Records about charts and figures
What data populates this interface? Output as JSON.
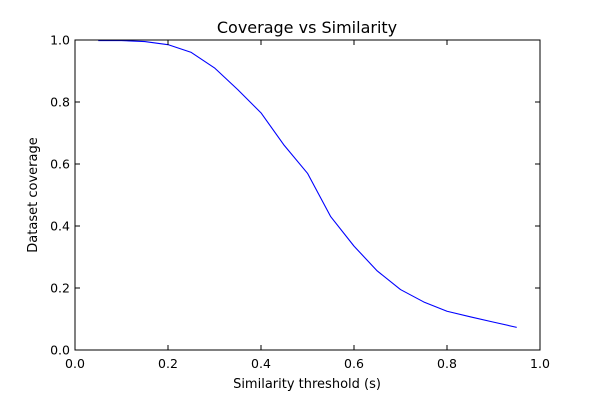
{
  "chart_data": {
    "type": "line",
    "title": "Coverage vs Similarity",
    "xlabel": "Similarity threshold (s)",
    "ylabel": "Dataset coverage",
    "xlim": [
      0.0,
      1.0
    ],
    "ylim": [
      0.0,
      1.0
    ],
    "xticks": [
      "0.0",
      "0.2",
      "0.4",
      "0.6",
      "0.8",
      "1.0"
    ],
    "yticks": [
      "0.0",
      "0.2",
      "0.4",
      "0.6",
      "0.8",
      "1.0"
    ],
    "grid": false,
    "series": [
      {
        "color": "#0000ff",
        "x": [
          0.05,
          0.1,
          0.15,
          0.2,
          0.25,
          0.3,
          0.35,
          0.4,
          0.45,
          0.5,
          0.55,
          0.6,
          0.65,
          0.7,
          0.75,
          0.8,
          0.85,
          0.9,
          0.95
        ],
        "y": [
          0.998,
          0.998,
          0.995,
          0.985,
          0.96,
          0.91,
          0.84,
          0.765,
          0.66,
          0.57,
          0.43,
          0.335,
          0.255,
          0.195,
          0.155,
          0.125,
          0.107,
          0.09,
          0.073
        ]
      }
    ]
  }
}
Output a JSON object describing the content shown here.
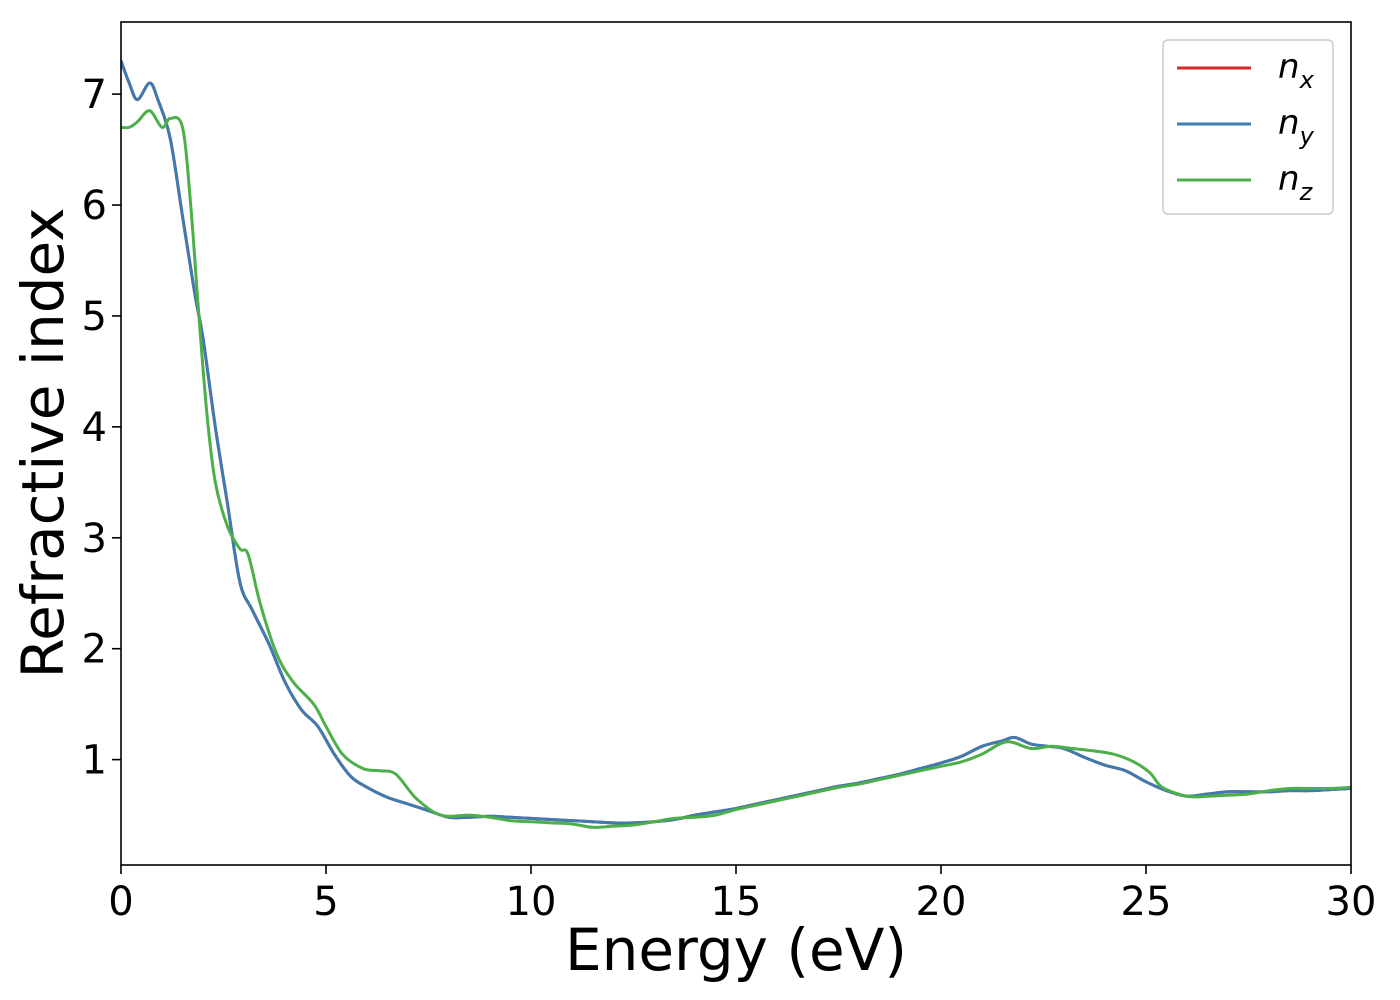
{
  "chart_data": {
    "type": "line",
    "title": "",
    "xlabel": "Energy (eV)",
    "ylabel": "Refractive index",
    "xlim": [
      0,
      30
    ],
    "ylim": [
      0.05,
      7.65
    ],
    "xticks": [
      0,
      5,
      10,
      15,
      20,
      25,
      30
    ],
    "yticks": [
      1,
      2,
      3,
      4,
      5,
      6,
      7
    ],
    "grid": false,
    "legend_position": "top-right",
    "series": [
      {
        "name": "n_x",
        "legend_base": "n",
        "legend_sub": "x",
        "color": "#d62728",
        "x": [
          0,
          0.2,
          0.4,
          0.7,
          0.9,
          1.2,
          1.5,
          1.8,
          2.0,
          2.3,
          2.6,
          2.9,
          3.2,
          3.6,
          4.0,
          4.4,
          4.8,
          5.2,
          5.6,
          6.0,
          6.5,
          7.0,
          7.5,
          8.0,
          8.5,
          9.0,
          9.5,
          10.0,
          10.5,
          11.0,
          11.5,
          12.0,
          12.5,
          13.0,
          13.5,
          14.0,
          14.5,
          15.0,
          15.5,
          16.0,
          16.5,
          17.0,
          17.5,
          18.0,
          18.5,
          19.0,
          19.5,
          20.0,
          20.5,
          21.0,
          21.5,
          21.8,
          22.2,
          22.6,
          23.0,
          23.5,
          24.0,
          24.5,
          25.0,
          25.5,
          26.0,
          26.5,
          27.0,
          27.5,
          28.0,
          28.5,
          29.0,
          29.5,
          30.0
        ],
        "y": [
          7.3,
          7.1,
          6.95,
          7.1,
          6.95,
          6.6,
          5.9,
          5.2,
          4.8,
          4.0,
          3.3,
          2.6,
          2.35,
          2.05,
          1.7,
          1.45,
          1.3,
          1.05,
          0.85,
          0.75,
          0.66,
          0.6,
          0.54,
          0.48,
          0.48,
          0.49,
          0.48,
          0.47,
          0.46,
          0.45,
          0.44,
          0.43,
          0.43,
          0.44,
          0.46,
          0.5,
          0.53,
          0.56,
          0.6,
          0.64,
          0.68,
          0.72,
          0.76,
          0.79,
          0.83,
          0.87,
          0.92,
          0.97,
          1.03,
          1.12,
          1.17,
          1.2,
          1.14,
          1.12,
          1.1,
          1.02,
          0.95,
          0.9,
          0.8,
          0.72,
          0.67,
          0.69,
          0.71,
          0.71,
          0.71,
          0.72,
          0.72,
          0.73,
          0.74
        ]
      },
      {
        "name": "n_y",
        "legend_base": "n",
        "legend_sub": "y",
        "color": "#3e7bb1",
        "x": [
          0,
          0.2,
          0.4,
          0.7,
          0.9,
          1.2,
          1.5,
          1.8,
          2.0,
          2.3,
          2.6,
          2.9,
          3.2,
          3.6,
          4.0,
          4.4,
          4.8,
          5.2,
          5.6,
          6.0,
          6.5,
          7.0,
          7.5,
          8.0,
          8.5,
          9.0,
          9.5,
          10.0,
          10.5,
          11.0,
          11.5,
          12.0,
          12.5,
          13.0,
          13.5,
          14.0,
          14.5,
          15.0,
          15.5,
          16.0,
          16.5,
          17.0,
          17.5,
          18.0,
          18.5,
          19.0,
          19.5,
          20.0,
          20.5,
          21.0,
          21.5,
          21.8,
          22.2,
          22.6,
          23.0,
          23.5,
          24.0,
          24.5,
          25.0,
          25.5,
          26.0,
          26.5,
          27.0,
          27.5,
          28.0,
          28.5,
          29.0,
          29.5,
          30.0
        ],
        "y": [
          7.3,
          7.1,
          6.95,
          7.1,
          6.95,
          6.6,
          5.9,
          5.2,
          4.8,
          4.0,
          3.3,
          2.6,
          2.35,
          2.05,
          1.7,
          1.45,
          1.3,
          1.05,
          0.85,
          0.75,
          0.66,
          0.6,
          0.54,
          0.48,
          0.48,
          0.49,
          0.48,
          0.47,
          0.46,
          0.45,
          0.44,
          0.43,
          0.43,
          0.44,
          0.46,
          0.5,
          0.53,
          0.56,
          0.6,
          0.64,
          0.68,
          0.72,
          0.76,
          0.79,
          0.83,
          0.87,
          0.92,
          0.97,
          1.03,
          1.12,
          1.17,
          1.2,
          1.14,
          1.12,
          1.1,
          1.02,
          0.95,
          0.9,
          0.8,
          0.72,
          0.67,
          0.69,
          0.71,
          0.71,
          0.71,
          0.72,
          0.72,
          0.73,
          0.74
        ]
      },
      {
        "name": "n_z",
        "legend_base": "n",
        "legend_sub": "z",
        "color": "#4daf4a",
        "x": [
          0,
          0.2,
          0.4,
          0.7,
          1.0,
          1.2,
          1.5,
          1.7,
          1.9,
          2.1,
          2.3,
          2.6,
          2.9,
          3.1,
          3.4,
          3.8,
          4.2,
          4.7,
          5.0,
          5.4,
          5.9,
          6.3,
          6.7,
          7.2,
          7.8,
          8.5,
          9.0,
          9.5,
          10.0,
          10.5,
          11.0,
          11.5,
          12.0,
          12.5,
          13.0,
          13.5,
          14.0,
          14.5,
          15.0,
          15.5,
          16.0,
          16.5,
          17.0,
          17.5,
          18.0,
          18.5,
          19.0,
          19.5,
          20.0,
          20.5,
          21.0,
          21.6,
          22.2,
          22.7,
          23.2,
          23.7,
          24.2,
          24.7,
          25.1,
          25.4,
          26.0,
          26.5,
          27.0,
          27.5,
          28.0,
          28.5,
          29.0,
          29.5,
          30.0
        ],
        "y": [
          6.7,
          6.7,
          6.75,
          6.85,
          6.7,
          6.78,
          6.7,
          6.0,
          5.0,
          4.1,
          3.5,
          3.1,
          2.9,
          2.85,
          2.4,
          1.95,
          1.7,
          1.5,
          1.3,
          1.05,
          0.92,
          0.9,
          0.87,
          0.65,
          0.5,
          0.5,
          0.48,
          0.45,
          0.44,
          0.43,
          0.42,
          0.39,
          0.4,
          0.41,
          0.44,
          0.47,
          0.48,
          0.5,
          0.55,
          0.59,
          0.63,
          0.67,
          0.71,
          0.75,
          0.78,
          0.82,
          0.86,
          0.9,
          0.94,
          0.98,
          1.05,
          1.16,
          1.1,
          1.12,
          1.1,
          1.08,
          1.05,
          0.98,
          0.88,
          0.75,
          0.67,
          0.67,
          0.68,
          0.69,
          0.72,
          0.74,
          0.74,
          0.74,
          0.75
        ]
      }
    ]
  }
}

__SHORT TASK__: Determine the number of lines in the records that include the string "Similarity", and respond with that number only.

__COMPLETED EXERCISE__: 2